Kurze Übung 1: Gib den Text zum neuen Tierschutzgesetz vollständig und Wort für Wort aus.

Quelle:
---
Enthornung von Kälbern nur noch nach Betäubung durch den Tierarzt, Anwesenheitspflicht für Veterinäre auch für die Verladung von Schlachttieren oder kurzfristiges Komplettverbot des Schwanzkupierens bei Ferkeln und Schafen – das sind nur einige der Punkte, die die Bundesregierung in den Entwurf eines neuen Tierschutz-Gesetzes hineingeschrieben hat. Aus Sicht des Kreislandvolkverbands Friesland sind diese Vorschläge völlig praxisfern, denn schon allein aufgrund des Mangels an Tierärzten wären sie kaum umsetzbar.
Auf dem Betrieb der Kleyhauer Vareler Hafen GbR hatte der Verband jetzt die SPD-Bundestagsabgeordnete Siemtje Möller zu Gast, die ihren Kollegen Dr. Matthias Miersch mitgebracht hatte, der als stellvertretender Vorsitzender der SPD-Bundestagsfraktion unter anderem für das Thema Landwirtschaft zuständig ist. Mit den beiden Politikern sprachen die Landwirte über die Folgen, die die Gesetzesänderung für ihre Betriebe hätte. Denn noch ist nichts in Stein gemeißelt: Der Gesetzentwurf wird im Herbst zunächst im Bundestag beraten und soll dann zur Überarbeitung noch in die Parlamentsausschüsse gehen.
---
Gespeicherte Daten:

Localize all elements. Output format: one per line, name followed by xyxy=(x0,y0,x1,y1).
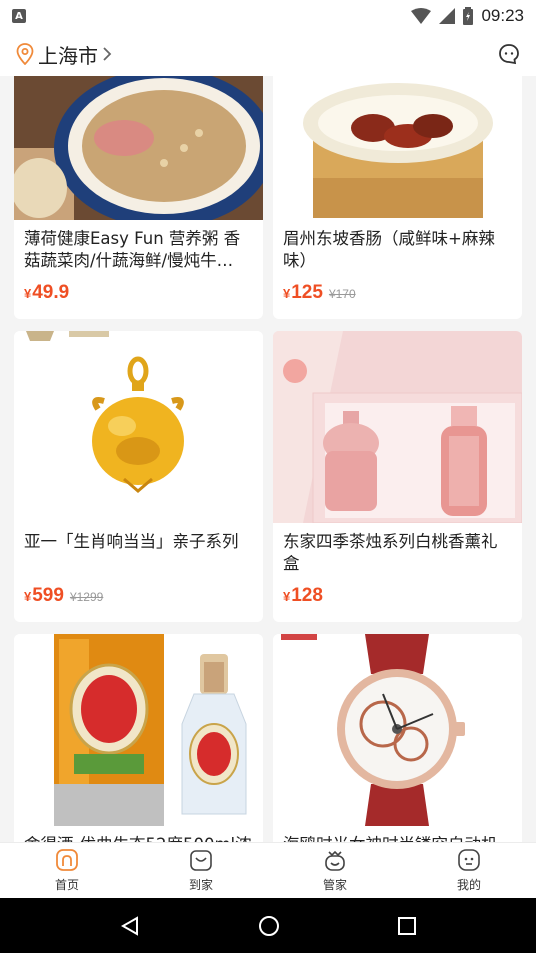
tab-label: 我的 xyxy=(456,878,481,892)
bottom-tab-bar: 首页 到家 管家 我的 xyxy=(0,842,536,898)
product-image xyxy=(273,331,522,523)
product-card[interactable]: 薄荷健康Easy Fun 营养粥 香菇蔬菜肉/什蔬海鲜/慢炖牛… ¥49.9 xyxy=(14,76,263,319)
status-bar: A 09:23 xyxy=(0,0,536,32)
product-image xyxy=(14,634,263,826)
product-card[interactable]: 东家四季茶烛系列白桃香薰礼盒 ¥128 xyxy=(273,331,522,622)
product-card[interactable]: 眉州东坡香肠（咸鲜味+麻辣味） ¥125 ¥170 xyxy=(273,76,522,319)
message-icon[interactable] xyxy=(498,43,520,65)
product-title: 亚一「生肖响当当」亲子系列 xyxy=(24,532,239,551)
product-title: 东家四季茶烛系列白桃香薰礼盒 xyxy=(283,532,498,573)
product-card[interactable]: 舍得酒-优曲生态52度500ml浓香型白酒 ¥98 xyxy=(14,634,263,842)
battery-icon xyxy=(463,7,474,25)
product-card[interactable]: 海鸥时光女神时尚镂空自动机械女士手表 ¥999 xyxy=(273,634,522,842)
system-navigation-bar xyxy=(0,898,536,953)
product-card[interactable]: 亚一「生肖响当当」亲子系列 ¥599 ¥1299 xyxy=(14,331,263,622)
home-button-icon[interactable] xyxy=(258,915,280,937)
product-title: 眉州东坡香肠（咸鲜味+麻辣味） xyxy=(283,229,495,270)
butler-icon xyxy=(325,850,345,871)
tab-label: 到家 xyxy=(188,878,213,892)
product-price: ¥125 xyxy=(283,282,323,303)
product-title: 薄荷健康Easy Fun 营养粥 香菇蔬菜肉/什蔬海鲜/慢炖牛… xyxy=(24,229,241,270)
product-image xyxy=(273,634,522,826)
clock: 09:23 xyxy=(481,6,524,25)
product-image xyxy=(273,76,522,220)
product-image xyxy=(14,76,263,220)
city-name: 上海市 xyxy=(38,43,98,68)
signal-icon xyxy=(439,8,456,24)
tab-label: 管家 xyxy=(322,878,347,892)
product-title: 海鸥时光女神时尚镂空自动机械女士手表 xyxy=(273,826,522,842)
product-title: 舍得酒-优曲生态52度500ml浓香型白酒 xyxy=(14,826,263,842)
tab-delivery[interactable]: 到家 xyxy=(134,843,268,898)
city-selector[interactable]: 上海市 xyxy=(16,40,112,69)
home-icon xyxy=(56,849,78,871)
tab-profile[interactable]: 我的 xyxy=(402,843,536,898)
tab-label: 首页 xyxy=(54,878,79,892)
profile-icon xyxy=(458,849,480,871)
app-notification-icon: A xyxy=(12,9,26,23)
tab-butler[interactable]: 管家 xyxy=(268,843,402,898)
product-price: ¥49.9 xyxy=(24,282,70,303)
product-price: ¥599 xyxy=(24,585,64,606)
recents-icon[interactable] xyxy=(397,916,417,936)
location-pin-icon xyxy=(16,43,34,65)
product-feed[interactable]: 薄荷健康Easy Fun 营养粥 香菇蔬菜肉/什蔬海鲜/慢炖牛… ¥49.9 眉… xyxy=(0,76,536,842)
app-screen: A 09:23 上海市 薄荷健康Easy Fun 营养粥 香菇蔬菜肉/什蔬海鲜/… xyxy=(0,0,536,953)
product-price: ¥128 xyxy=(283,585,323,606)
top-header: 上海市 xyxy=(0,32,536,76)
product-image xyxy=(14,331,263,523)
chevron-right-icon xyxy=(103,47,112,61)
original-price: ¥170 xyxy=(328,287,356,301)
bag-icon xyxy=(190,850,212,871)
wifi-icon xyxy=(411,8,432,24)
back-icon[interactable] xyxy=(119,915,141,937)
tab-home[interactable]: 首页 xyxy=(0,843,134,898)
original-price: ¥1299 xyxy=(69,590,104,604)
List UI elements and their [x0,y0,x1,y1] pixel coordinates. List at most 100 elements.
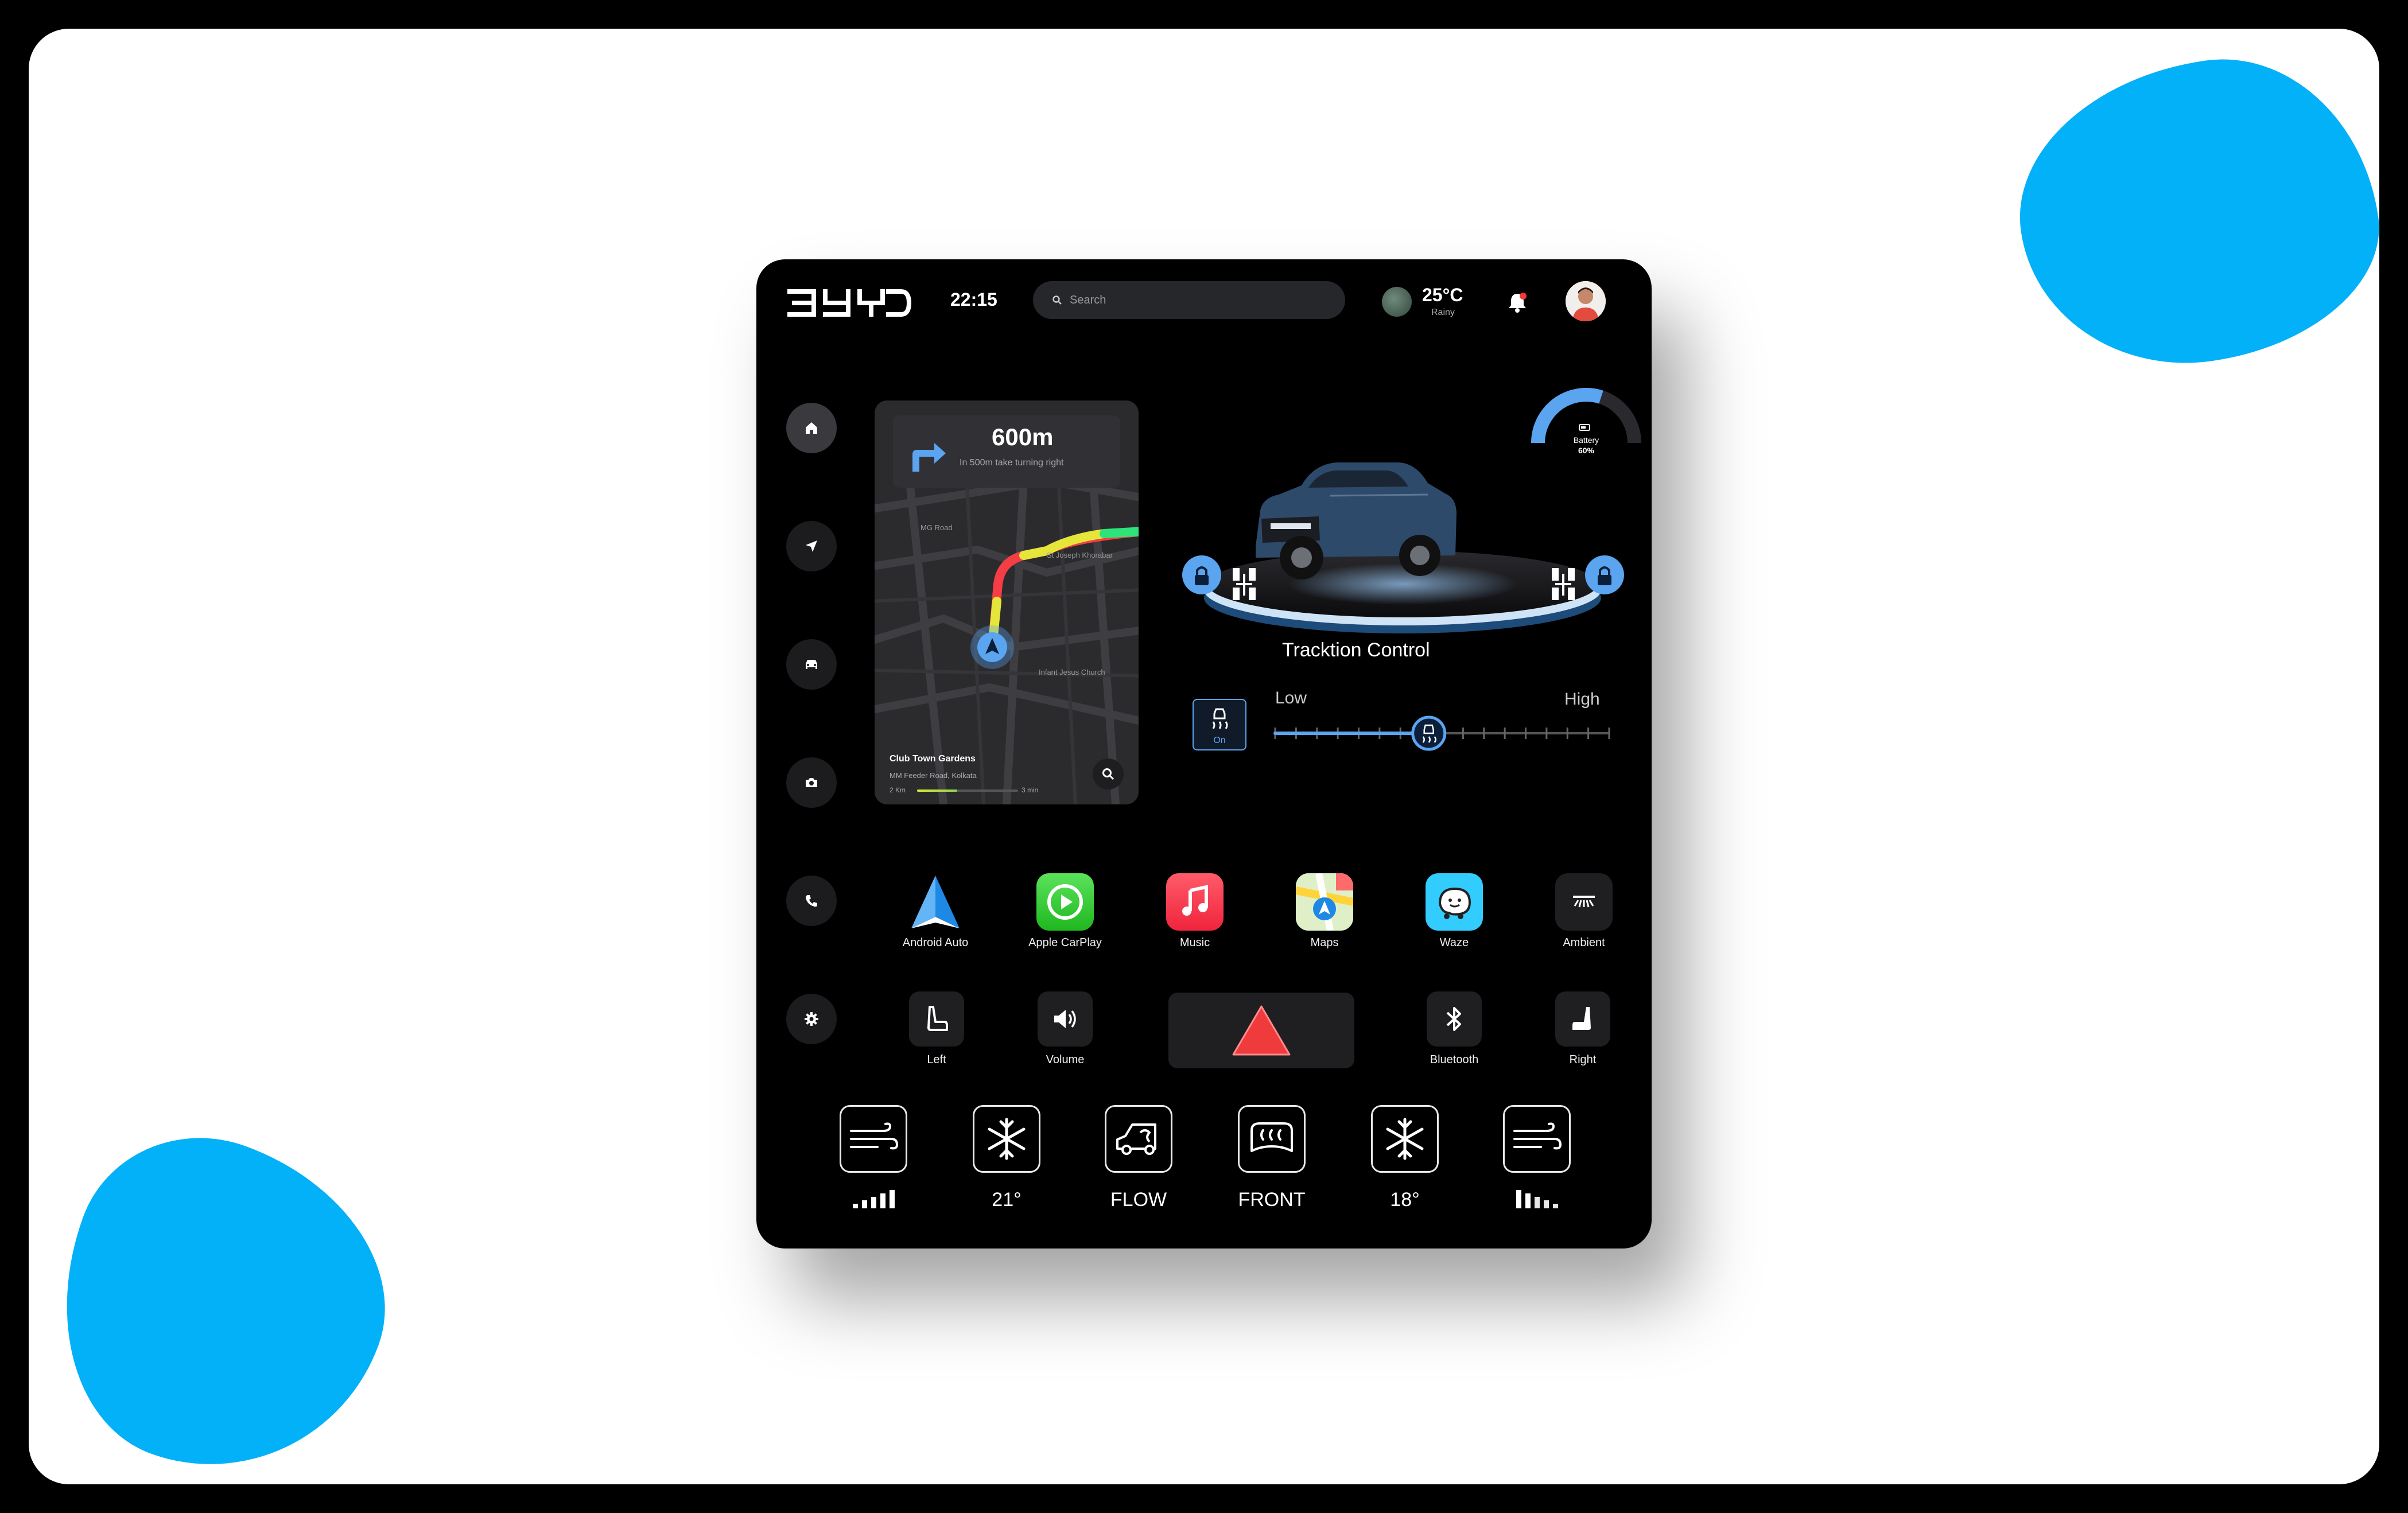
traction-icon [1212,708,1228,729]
---
Kurze Übung 2: Benenne in den Datensätzen "product-title" in "item-title" um, und zwar in allem von der Zeile mit "tab-label: 我的 xyxy=(456,878,481,892)" bis hinunter zur Zeile mit "product-price: ¥125 xyxy=(283,282,323,303)". Gib nur diese Zeilen wieder und lass alles andere darin unverändert.

Ergebnis der Übung 1:
Enthornung von Kälbern nur noch nach Betäubung durch den Tierarzt, Anwesenheitspflicht für Veterinäre auch für die Verladung von Schlachttieren oder kurzfristiges Komplettverbot des Schwanzkupierens bei Ferkeln und Schafen – das sind nur einige der Punkte, die die Bundesregierung in den Entwurf eines neuen Tierschutz-Gesetzes hineingeschrieben hat. Aus Sicht des Kreislandvolkverbands Friesland sind diese Vorschläge völlig praxisfern, denn schon allein aufgrund des Mangels an Tierärzten wären sie kaum umsetzbar.
Auf dem Betrieb der Kleyhauer Vareler Hafen GbR hatte der Verband jetzt die SPD-Bundestagsabgeordnete Siemtje Möller zu Gast, die ihren Kollegen Dr. Matthias Miersch mitgebracht hatte, der als stellvertretender Vorsitzender der SPD-Bundestagsfraktion unter anderem für das Thema Landwirtschaft zuständig ist. Mit den beiden Politikern sprachen die Landwirte über die Folgen, die die Gesetzesänderung für ihre Betriebe hätte. Denn noch ist nichts in Stein gemeißelt: Der Gesetzentwurf wird im Herbst zunächst im Bundestag beraten und soll dann zur Überarbeitung noch in die Parlamentsausschüsse gehen.

Ergebnis der Übung 2:
tab-label: 我的 xyxy=(456,878,481,892)
bottom-tab-bar: 首页 到家 管家 我的 xyxy=(0,842,536,898)
product-image xyxy=(273,331,522,523)
product-card[interactable]: 薄荷健康Easy Fun 营养粥 香菇蔬菜肉/什蔬海鲜/慢炖牛… ¥49.9 xyxy=(14,76,263,319)
status-bar: A 09:23 xyxy=(0,0,536,32)
product-image xyxy=(14,634,263,826)
product-card[interactable]: 东家四季茶烛系列白桃香薰礼盒 ¥128 xyxy=(273,331,522,622)
product-card[interactable]: 眉州东坡香肠（咸鲜味+麻辣味） ¥125 ¥170 xyxy=(273,76,522,319)
message-icon[interactable] xyxy=(498,43,520,65)
item-title: 亚一「生肖响当当」亲子系列 xyxy=(24,532,239,551)
item-title: 东家四季茶烛系列白桃香薰礼盒 xyxy=(283,532,498,573)
product-card[interactable]: 舍得酒-优曲生态52度500ml浓香型白酒 ¥98 xyxy=(14,634,263,842)
battery-icon xyxy=(463,7,474,25)
product-card[interactable]: 海鸥时光女神时尚镂空自动机械女士手表 ¥999 xyxy=(273,634,522,842)
system-navigation-bar xyxy=(0,898,536,953)
product-card[interactable]: 亚一「生肖响当当」亲子系列 ¥599 ¥1299 xyxy=(14,331,263,622)
home-button-icon[interactable] xyxy=(258,915,280,937)
item-title: 眉州东坡香肠（咸鲜味+麻辣味） xyxy=(283,229,495,270)
butler-icon xyxy=(325,850,345,871)
tab-label: 到家 xyxy=(188,878,213,892)
product-price: ¥125 xyxy=(283,282,323,303)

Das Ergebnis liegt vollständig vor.